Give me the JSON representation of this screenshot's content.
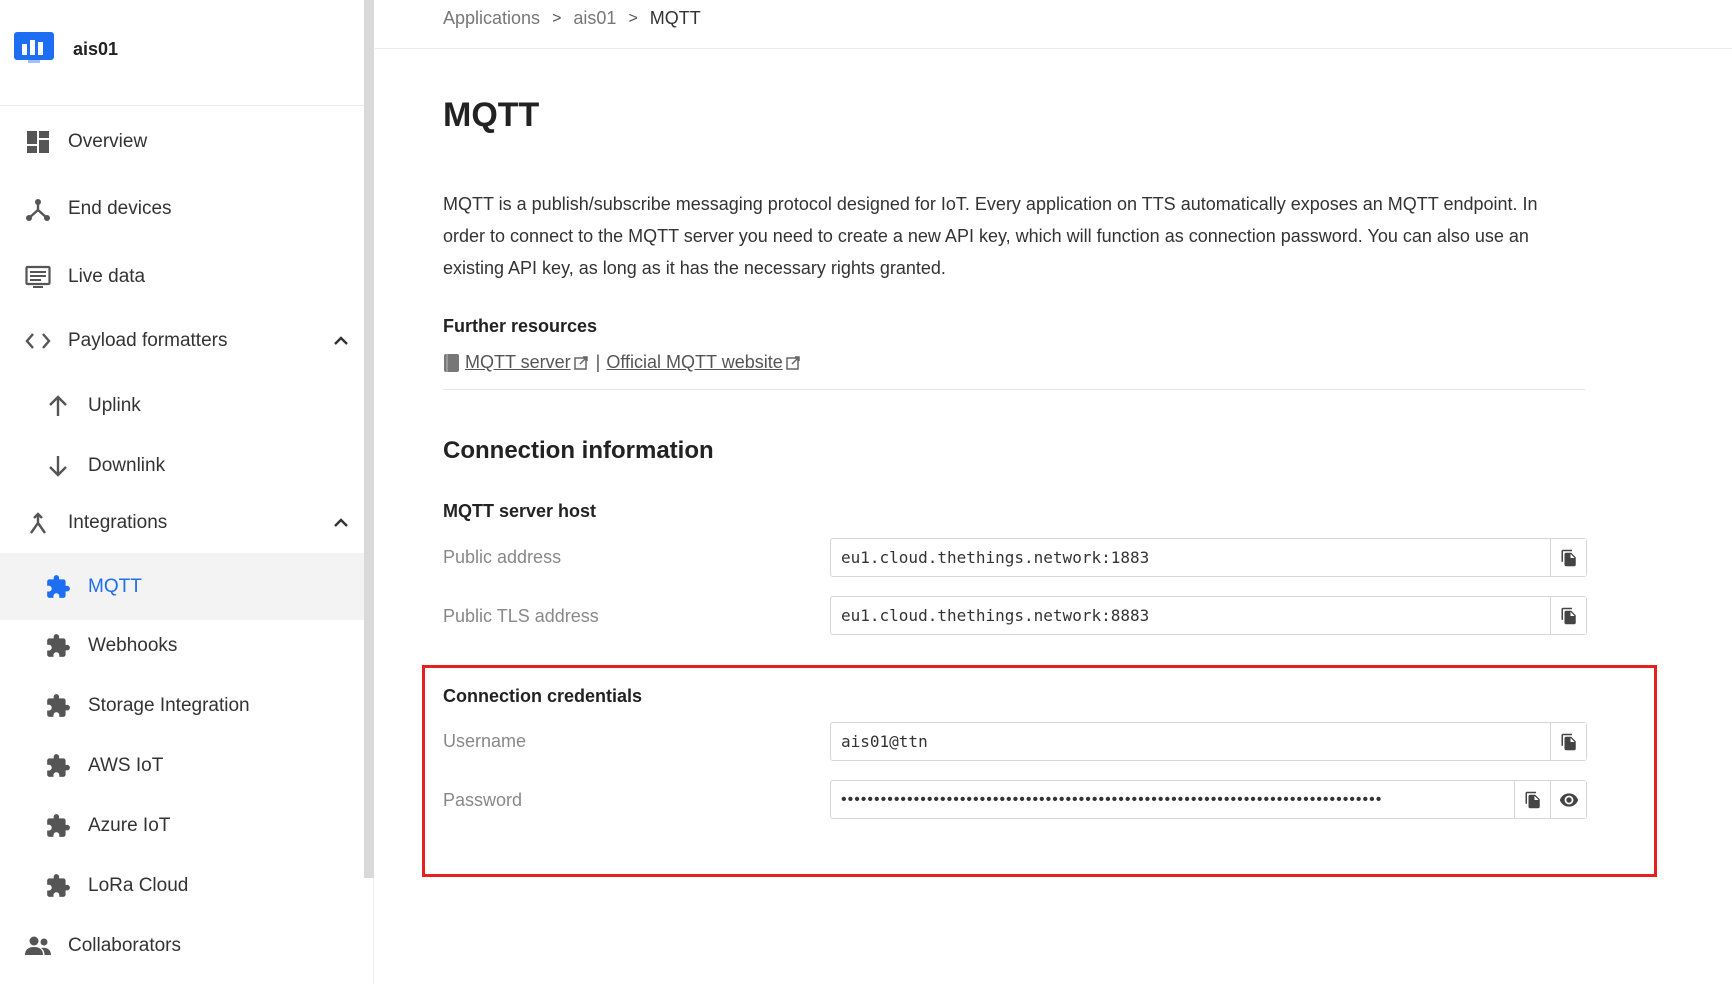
{
  "app": {
    "name": "ais01"
  },
  "sidebar": {
    "items": [
      {
        "label": "Overview",
        "icon": "overview-icon"
      },
      {
        "label": "End devices",
        "icon": "end-devices-icon"
      },
      {
        "label": "Live data",
        "icon": "live-data-icon"
      },
      {
        "label": "Payload formatters",
        "icon": "code-icon",
        "expanded": true
      },
      {
        "label": "Uplink",
        "icon": "arrow-up-icon"
      },
      {
        "label": "Downlink",
        "icon": "arrow-down-icon"
      },
      {
        "label": "Integrations",
        "icon": "integrations-icon",
        "expanded": true
      },
      {
        "label": "MQTT",
        "icon": "puzzle-icon",
        "active": true
      },
      {
        "label": "Webhooks",
        "icon": "puzzle-icon"
      },
      {
        "label": "Storage Integration",
        "icon": "puzzle-icon"
      },
      {
        "label": "AWS IoT",
        "icon": "puzzle-icon"
      },
      {
        "label": "Azure IoT",
        "icon": "puzzle-icon"
      },
      {
        "label": "LoRa Cloud",
        "icon": "puzzle-icon"
      },
      {
        "label": "Collaborators",
        "icon": "collaborators-icon"
      }
    ]
  },
  "breadcrumb": {
    "items": [
      "Applications",
      "ais01",
      "MQTT"
    ],
    "separator": ">"
  },
  "page": {
    "title": "MQTT",
    "intro": "MQTT is a publish/subscribe messaging protocol designed for IoT. Every application on TTS automatically exposes an MQTT endpoint. In order to connect to the MQTT server you need to create a new API key, which will function as connection password. You can also use an existing API key, as long as it has the necessary rights granted.",
    "resources": {
      "heading": "Further resources",
      "link1": "MQTT server",
      "divider": "|",
      "link2": "Official MQTT website"
    },
    "connection": {
      "heading": "Connection information",
      "server_host": {
        "heading": "MQTT server host",
        "public_address_label": "Public address",
        "public_address": "eu1.cloud.thethings.network:1883",
        "public_tls_label": "Public TLS address",
        "public_tls": "eu1.cloud.thethings.network:8883"
      },
      "credentials": {
        "heading": "Connection credentials",
        "username_label": "Username",
        "username": "ais01@ttn",
        "password_label": "Password",
        "password_mask": "••••••••••••••••••••••••••••••••••••••••••••••••••••••••••••••••••••••••••••••••••"
      }
    }
  },
  "colors": {
    "accent": "#1d6ef2",
    "highlight_border": "#e62020",
    "icon": "#555555"
  }
}
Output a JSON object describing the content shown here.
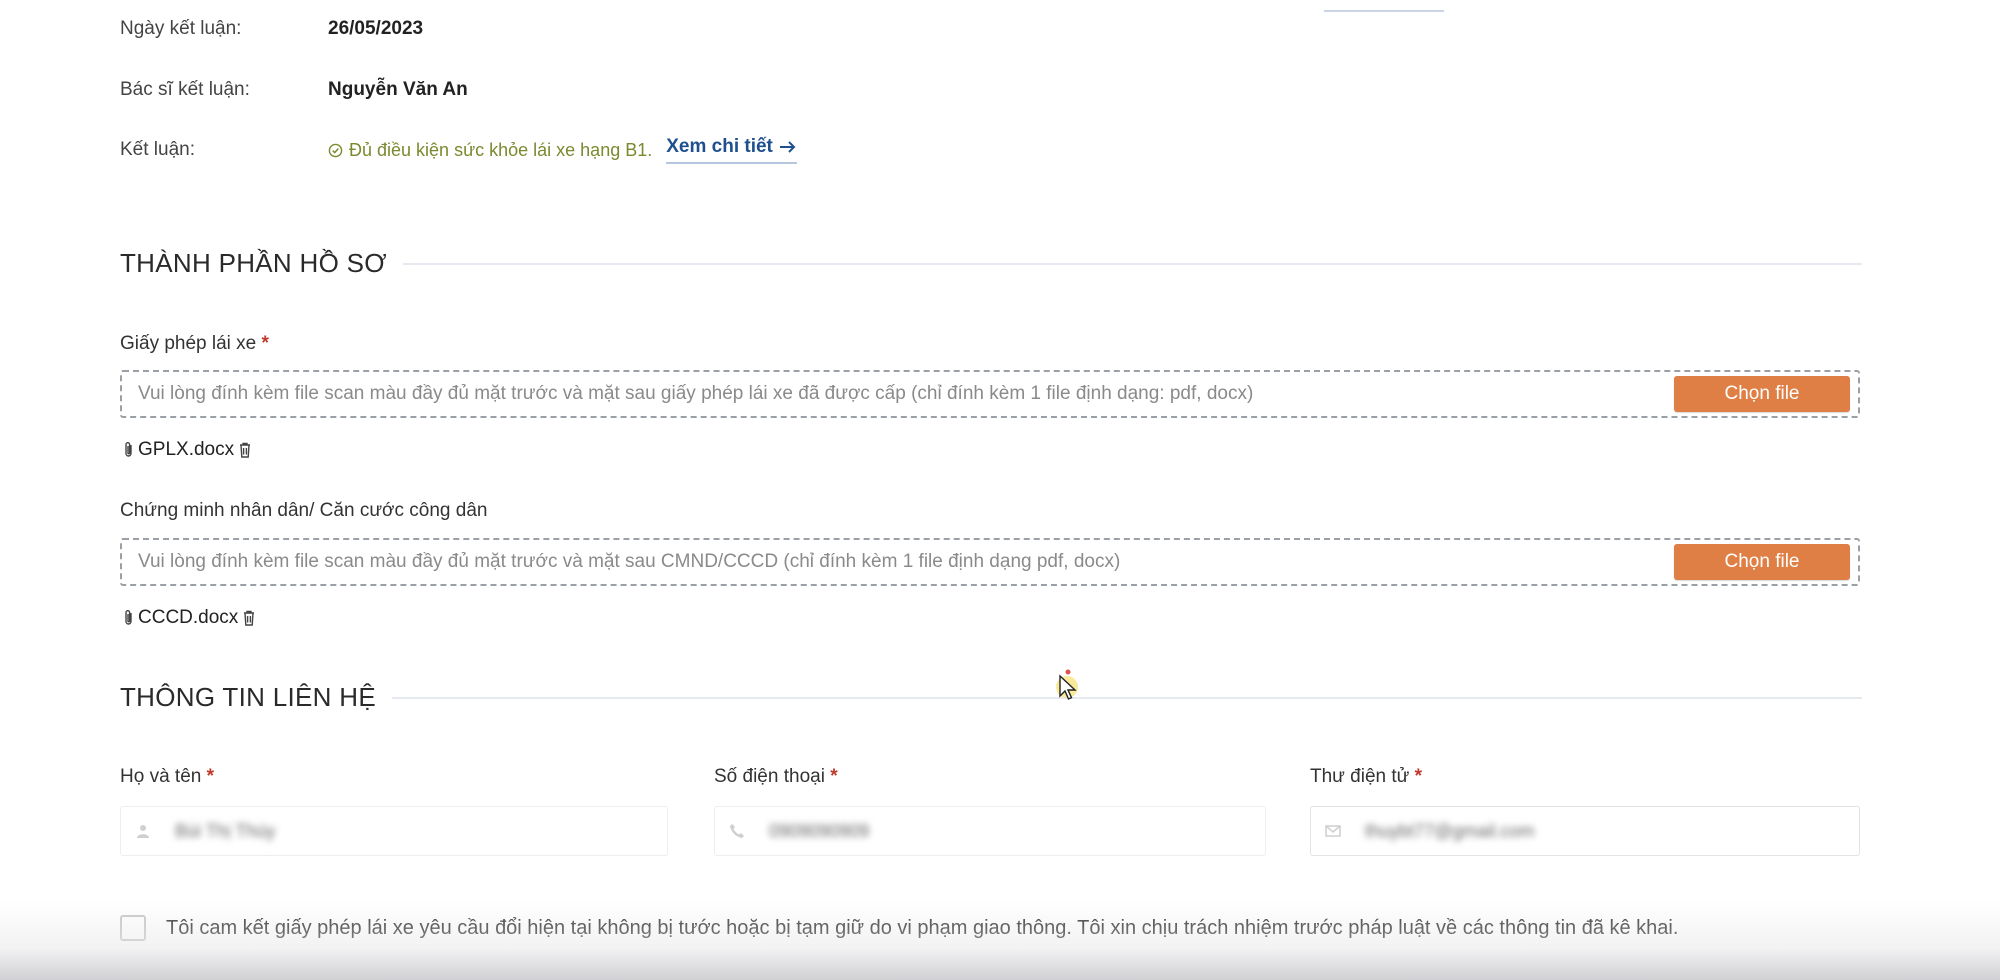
{
  "summary": {
    "date_label": "Ngày kết luận:",
    "date_value": "26/05/2023",
    "doctor_label": "Bác sĩ kết luận:",
    "doctor_value": "Nguyễn Văn An",
    "conclusion_label": "Kết luận:",
    "conclusion_value": "Đủ điều kiện sức khỏe lái xe hạng B1.",
    "detail_link": "Xem chi tiết"
  },
  "documents": {
    "section_title": "THÀNH PHẦN HỒ SƠ",
    "license": {
      "label": "Giấy phép lái xe",
      "required_mark": "*",
      "placeholder": "Vui lòng đính kèm file scan màu đầy đủ mặt trước và mặt sau giấy phép lái xe đã được cấp (chỉ đính kèm 1 file định dạng: pdf, docx)",
      "button_label": "Chọn file",
      "attached_file": "GPLX.docx"
    },
    "id_card": {
      "label": "Chứng minh nhân dân/ Căn cước công dân",
      "placeholder": "Vui lòng đính kèm file scan màu đầy đủ mặt trước và mặt sau CMND/CCCD (chỉ đính kèm 1 file định dạng pdf, docx)",
      "button_label": "Chọn file",
      "attached_file": "CCCD.docx"
    }
  },
  "contact": {
    "section_title": "THÔNG TIN LIÊN HỆ",
    "full_name_label": "Họ và tên",
    "phone_label": "Số điện thoại",
    "email_label": "Thư điện tử",
    "required_mark": "*",
    "full_name_value": "Bùi Thị Thúy",
    "phone_value": "0909090909",
    "email_value": "thuybt77@gmail.com"
  },
  "commitment": {
    "text": "Tôi cam kết giấy phép lái xe yêu cầu đổi hiện tại không bị tước hoặc bị tạm giữ do vi phạm giao thông. Tôi xin chịu trách nhiệm trước pháp luật về các thông tin đã kê khai.",
    "checked": false
  },
  "colors": {
    "accent_button": "#e07f45",
    "link": "#1f4f8f",
    "success_text": "#7a8a2e",
    "required": "#c0392b"
  }
}
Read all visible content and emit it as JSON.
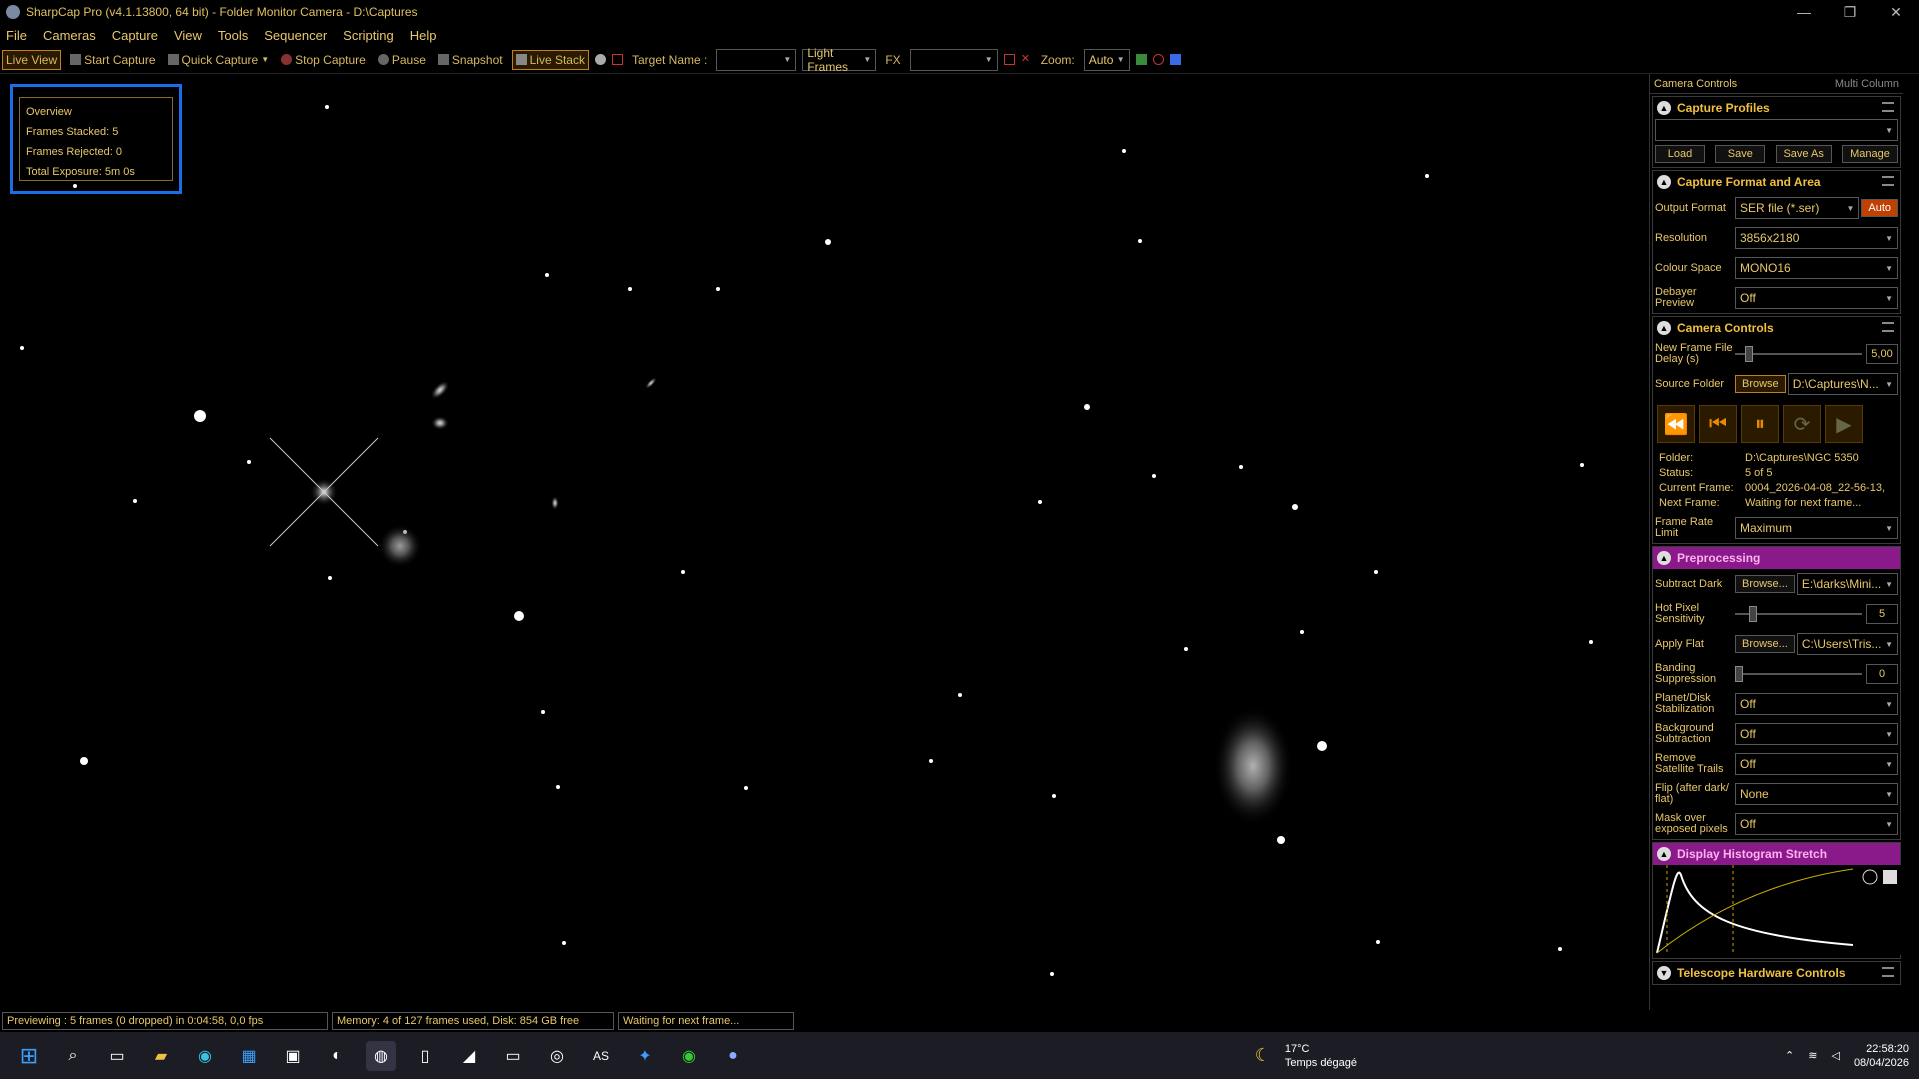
{
  "window": {
    "title": "SharpCap Pro (v4.1.13800, 64 bit) - Folder Monitor Camera - D:\\Captures"
  },
  "menu": [
    "File",
    "Cameras",
    "Capture",
    "View",
    "Tools",
    "Sequencer",
    "Scripting",
    "Help"
  ],
  "toolbar": {
    "live_view": "Live View",
    "start_capture": "Start Capture",
    "quick_capture": "Quick Capture",
    "stop_capture": "Stop Capture",
    "pause": "Pause",
    "snapshot": "Snapshot",
    "live_stack": "Live Stack",
    "target_name_label": "Target Name :",
    "frame_type": "Light Frames",
    "fx_label": "FX",
    "zoom_label": "Zoom:",
    "zoom_value": "Auto"
  },
  "overview": {
    "title": "Overview",
    "frames_stacked": "Frames Stacked:  5",
    "frames_rejected": "Frames Rejected: 0",
    "total_exposure": "Total Exposure:    5m 0s"
  },
  "panel": {
    "title": "Camera Controls",
    "multi_column": "Multi Column",
    "capture_profiles": {
      "title": "Capture Profiles",
      "load": "Load",
      "save": "Save",
      "save_as": "Save As",
      "manage": "Manage"
    },
    "format": {
      "title": "Capture Format and Area",
      "output_format_label": "Output Format",
      "output_format": "SER file (*.ser)",
      "auto": "Auto",
      "resolution_label": "Resolution",
      "resolution": "3856x2180",
      "colour_space_label": "Colour Space",
      "colour_space": "MONO16",
      "debayer_label": "Debayer Preview",
      "debayer": "Off"
    },
    "camera": {
      "title": "Camera Controls",
      "delay_label": "New Frame File Delay (s)",
      "delay": "5,00",
      "source_label": "Source Folder",
      "browse": "Browse",
      "source": "D:\\Captures\\N...",
      "folder_k": "Folder:",
      "folder_v": "D:\\Captures\\NGC 5350",
      "status_k": "Status:",
      "status_v": "5 of 5",
      "current_k": "Current Frame:",
      "current_v": "0004_2026-04-08_22-56-13,",
      "next_k": "Next Frame:",
      "next_v": "Waiting for next frame...",
      "frame_rate_label": "Frame Rate Limit",
      "frame_rate": "Maximum"
    },
    "pre": {
      "title": "Preprocessing",
      "dark_label": "Subtract Dark",
      "dark_browse": "Browse...",
      "dark": "E:\\darks\\Mini...",
      "hot_label": "Hot Pixel Sensitivity",
      "hot": "5",
      "flat_label": "Apply Flat",
      "flat_browse": "Browse...",
      "flat": "C:\\Users\\Tris...",
      "band_label": "Banding Suppression",
      "band": "0",
      "stab_label": "Planet/Disk Stabilization",
      "stab": "Off",
      "bg_label": "Background Subtraction",
      "bg": "Off",
      "sat_label": "Remove Satellite Trails",
      "sat": "Off",
      "flip_label": "Flip (after dark/ flat)",
      "flip": "None",
      "mask_label": "Mask over exposed pixels",
      "mask": "Off"
    },
    "histogram": {
      "title": "Display Histogram Stretch"
    },
    "telescope": {
      "title": "Telescope Hardware Controls"
    }
  },
  "status": {
    "preview": "Previewing : 5 frames (0 dropped) in 0:04:58, 0,0 fps",
    "memory": "Memory: 4 of 127 frames used, Disk: 854 GB free",
    "waiting": "Waiting for next frame..."
  },
  "taskbar": {
    "temp": "17°C",
    "weather": "Temps dégagé",
    "time": "22:58:20",
    "date": "08/04/2026"
  }
}
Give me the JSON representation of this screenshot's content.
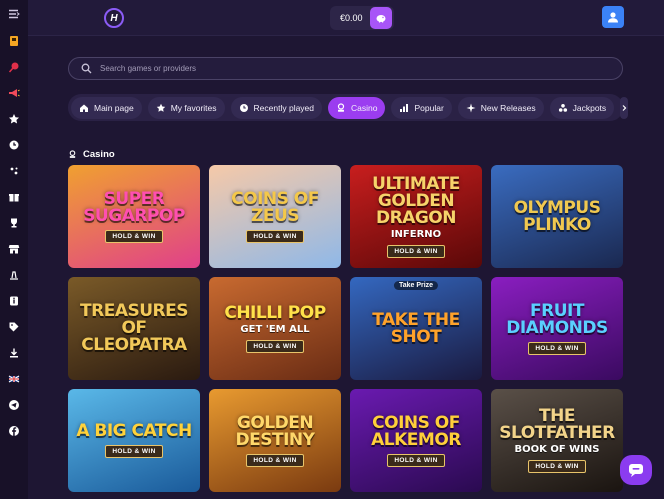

> [OBJECTIVE]
Filter the records above for "Disk" and copy every matching line.

> [EXERCISE SOLUTION]
      "stab_label": "Planet/Disk Stabilization",
    "memory": "Memory: 4 of 127 frames used, Disk: 854 GB free",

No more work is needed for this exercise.